[Dataset entries]
>>>

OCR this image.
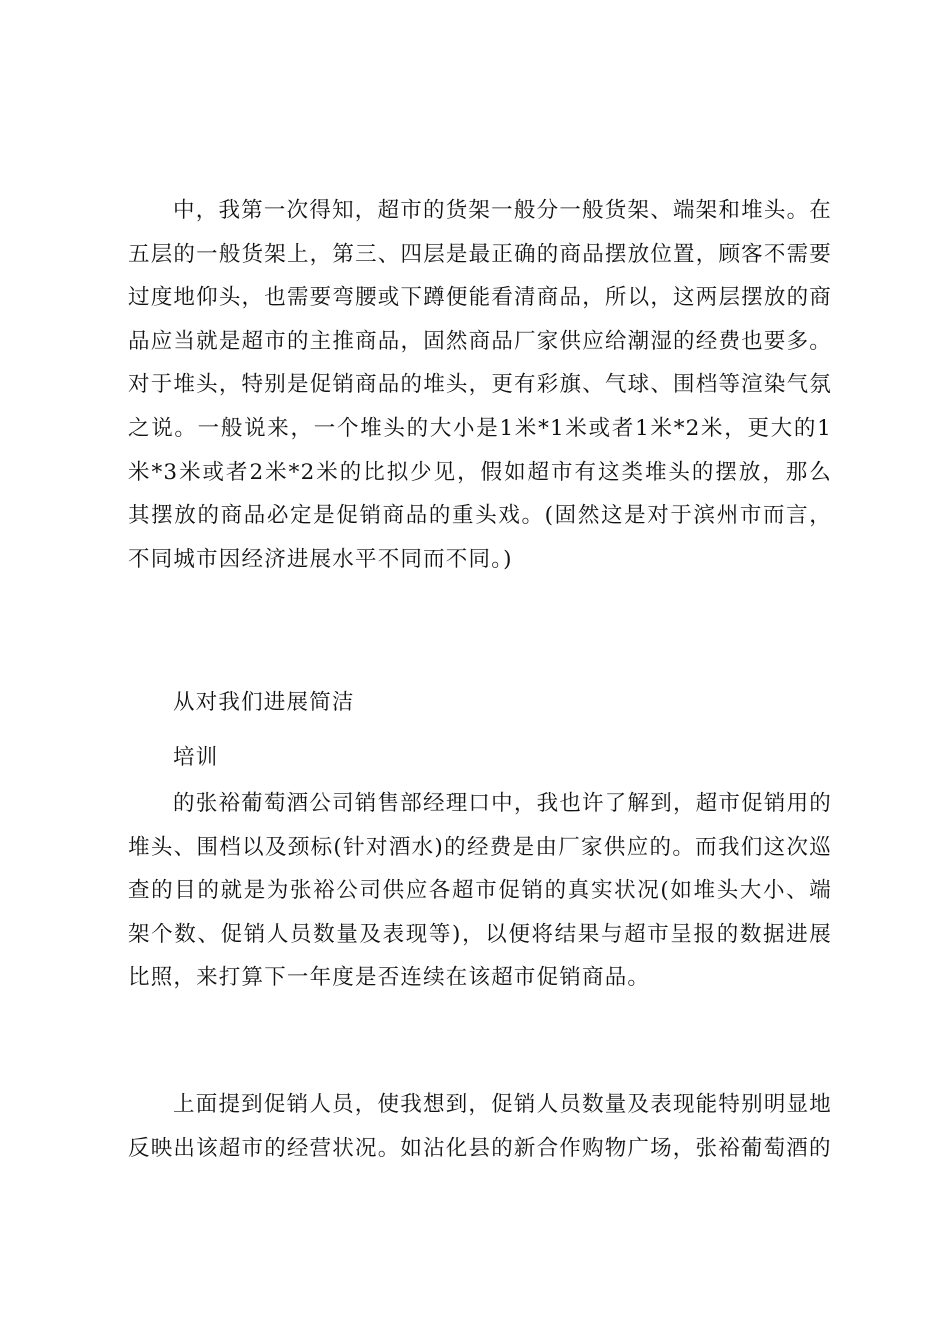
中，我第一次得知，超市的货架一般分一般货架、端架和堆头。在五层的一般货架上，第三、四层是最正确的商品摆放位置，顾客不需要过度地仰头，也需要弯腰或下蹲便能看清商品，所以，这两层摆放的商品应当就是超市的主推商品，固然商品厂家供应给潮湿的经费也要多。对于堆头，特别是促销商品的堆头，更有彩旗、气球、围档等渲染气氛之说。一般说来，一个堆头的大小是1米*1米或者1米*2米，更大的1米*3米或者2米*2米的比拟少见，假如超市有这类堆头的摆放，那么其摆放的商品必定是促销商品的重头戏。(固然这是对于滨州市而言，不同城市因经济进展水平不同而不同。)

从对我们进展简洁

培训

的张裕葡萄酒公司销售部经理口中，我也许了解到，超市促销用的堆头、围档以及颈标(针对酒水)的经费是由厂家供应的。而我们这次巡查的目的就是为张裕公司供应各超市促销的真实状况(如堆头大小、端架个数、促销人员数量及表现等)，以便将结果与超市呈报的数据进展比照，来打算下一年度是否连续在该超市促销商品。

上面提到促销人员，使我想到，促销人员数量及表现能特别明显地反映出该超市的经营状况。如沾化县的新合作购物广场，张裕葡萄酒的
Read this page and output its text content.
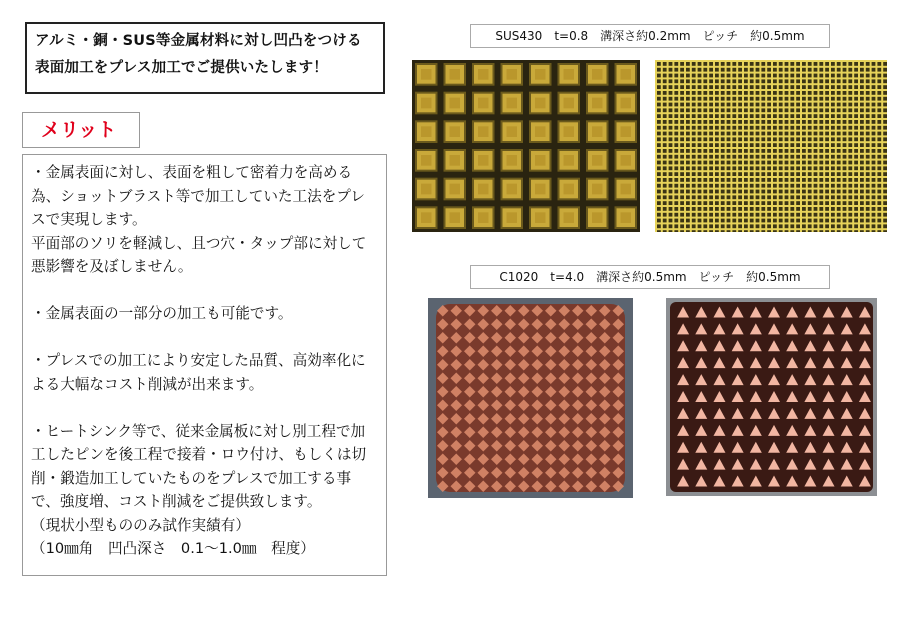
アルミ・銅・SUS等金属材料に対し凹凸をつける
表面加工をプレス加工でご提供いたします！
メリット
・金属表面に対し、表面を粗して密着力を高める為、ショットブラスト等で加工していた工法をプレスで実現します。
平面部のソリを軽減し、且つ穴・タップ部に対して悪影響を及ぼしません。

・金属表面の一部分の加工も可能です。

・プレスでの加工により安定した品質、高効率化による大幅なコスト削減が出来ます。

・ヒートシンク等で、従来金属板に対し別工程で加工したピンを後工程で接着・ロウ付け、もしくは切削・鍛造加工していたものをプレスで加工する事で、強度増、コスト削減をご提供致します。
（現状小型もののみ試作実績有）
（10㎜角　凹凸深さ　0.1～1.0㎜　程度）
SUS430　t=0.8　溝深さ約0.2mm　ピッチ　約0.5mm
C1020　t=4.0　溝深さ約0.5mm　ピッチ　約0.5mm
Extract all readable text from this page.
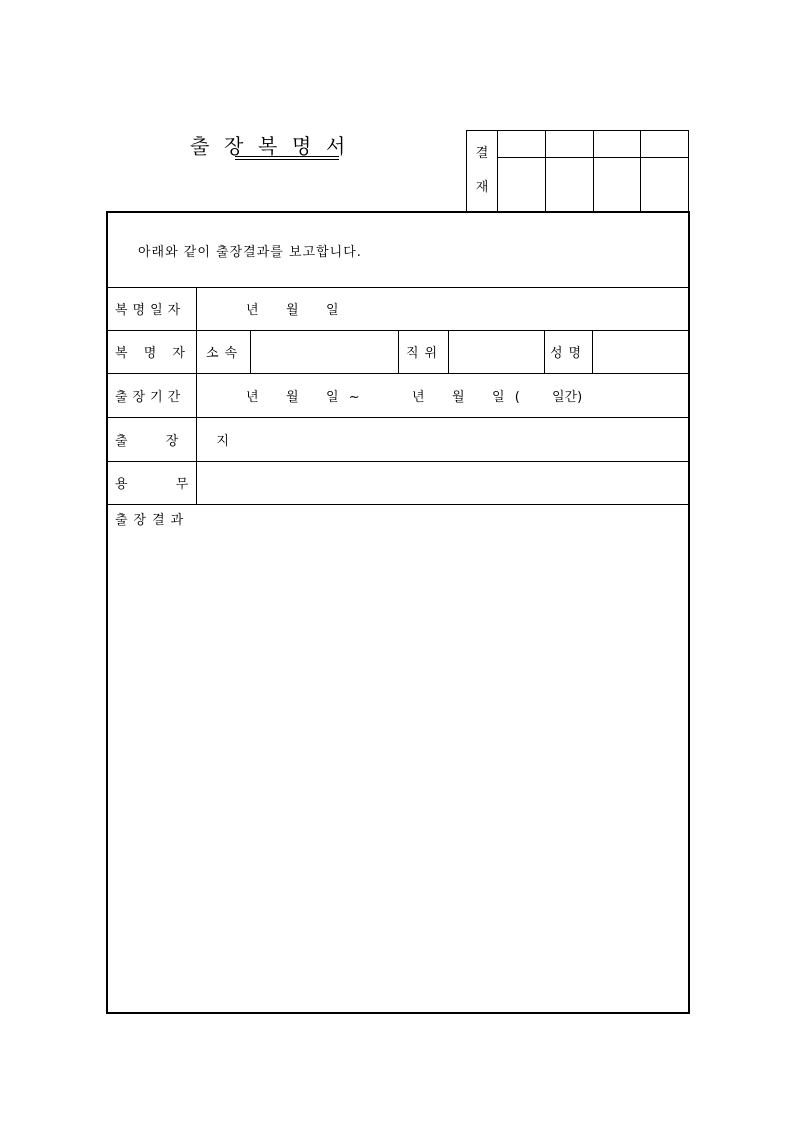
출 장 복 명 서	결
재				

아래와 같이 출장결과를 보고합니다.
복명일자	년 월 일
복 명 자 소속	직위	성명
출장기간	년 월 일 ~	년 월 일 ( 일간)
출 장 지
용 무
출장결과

<<<

**What you need to do**
Examine the records and pull out every line where the string "this" occurs.

**Solution below**
OCR this image.
Read this page and output its text content.
Extract all readable text from this page.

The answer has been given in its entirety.